Directions for this task
Reproduce each of the lines word for word.

───

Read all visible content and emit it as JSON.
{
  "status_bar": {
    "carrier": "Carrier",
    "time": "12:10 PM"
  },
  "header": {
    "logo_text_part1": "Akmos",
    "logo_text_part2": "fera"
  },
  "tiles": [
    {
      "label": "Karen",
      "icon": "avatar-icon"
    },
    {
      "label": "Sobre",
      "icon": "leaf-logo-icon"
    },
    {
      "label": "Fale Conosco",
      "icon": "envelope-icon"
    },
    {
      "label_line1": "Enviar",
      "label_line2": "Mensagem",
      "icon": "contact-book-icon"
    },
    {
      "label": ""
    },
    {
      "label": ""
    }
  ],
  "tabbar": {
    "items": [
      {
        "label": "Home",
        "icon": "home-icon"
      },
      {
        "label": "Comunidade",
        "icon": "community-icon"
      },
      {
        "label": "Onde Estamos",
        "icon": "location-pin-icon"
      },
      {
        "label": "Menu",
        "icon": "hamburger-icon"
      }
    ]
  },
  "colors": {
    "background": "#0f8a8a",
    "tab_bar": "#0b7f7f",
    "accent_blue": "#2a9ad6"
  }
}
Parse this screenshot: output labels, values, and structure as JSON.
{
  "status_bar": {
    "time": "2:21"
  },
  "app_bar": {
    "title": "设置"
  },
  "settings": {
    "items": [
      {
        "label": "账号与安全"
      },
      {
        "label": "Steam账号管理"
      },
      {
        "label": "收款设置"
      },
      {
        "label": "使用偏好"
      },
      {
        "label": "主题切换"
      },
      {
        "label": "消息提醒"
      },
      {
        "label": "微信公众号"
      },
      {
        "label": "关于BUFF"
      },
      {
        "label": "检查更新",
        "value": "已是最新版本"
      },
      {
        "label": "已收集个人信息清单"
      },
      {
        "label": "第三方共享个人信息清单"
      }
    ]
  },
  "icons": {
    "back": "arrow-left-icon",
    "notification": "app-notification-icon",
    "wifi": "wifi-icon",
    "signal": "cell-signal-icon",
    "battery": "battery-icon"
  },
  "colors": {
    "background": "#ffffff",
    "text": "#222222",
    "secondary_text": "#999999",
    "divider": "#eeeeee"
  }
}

───

The answer
Read all visible content and emit it as JSON.
{
  "status_bar": {
    "carrier": "Carrier",
    "time": "12:10 PM"
  },
  "header": {
    "logo_text_part1": "Akmos",
    "logo_text_part2": "fera"
  },
  "tiles": [
    {
      "label": "Karen",
      "icon": "avatar-icon"
    },
    {
      "label": "Sobre",
      "icon": "leaf-logo-icon"
    },
    {
      "label": "Fale Conosco",
      "icon": "envelope-icon"
    },
    {
      "label_line1": "Enviar",
      "label_line2": "Mensagem",
      "icon": "contact-book-icon"
    },
    {
      "label": ""
    },
    {
      "label": ""
    }
  ],
  "tabbar": {
    "items": [
      {
        "label": "Home",
        "icon": "home-icon"
      },
      {
        "label": "Comunidade",
        "icon": "community-icon"
      },
      {
        "label": "Onde Estamos",
        "icon": "location-pin-icon"
      },
      {
        "label": "Menu",
        "icon": "hamburger-icon"
      }
    ]
  },
  "colors": {
    "background": "#0f8a8a",
    "tab_bar": "#0b7f7f",
    "accent_blue": "#2a9ad6"
  }
}
Parse this screenshot: output labels, values, and structure as JSON.
{
  "status_bar": {
    "time": "2:21"
  },
  "app_bar": {
    "title": "设置"
  },
  "settings": {
    "items": [
      {
        "label": "账号与安全"
      },
      {
        "label": "Steam账号管理"
      },
      {
        "label": "收款设置"
      },
      {
        "label": "使用偏好"
      },
      {
        "label": "主题切换"
      },
      {
        "label": "消息提醒"
      },
      {
        "label": "微信公众号"
      },
      {
        "label": "关于BUFF"
      },
      {
        "label": "检查更新",
        "value": "已是最新版本"
      },
      {
        "label": "已收集个人信息清单"
      },
      {
        "label": "第三方共享个人信息清单"
      }
    ]
  },
  "icons": {
    "back": "arrow-left-icon",
    "notification": "app-notification-icon",
    "wifi": "wifi-icon",
    "signal": "cell-signal-icon",
    "battery": "battery-icon"
  },
  "colors": {
    "background": "#ffffff",
    "text": "#222222",
    "secondary_text": "#999999",
    "divider": "#eeeeee"
  }
}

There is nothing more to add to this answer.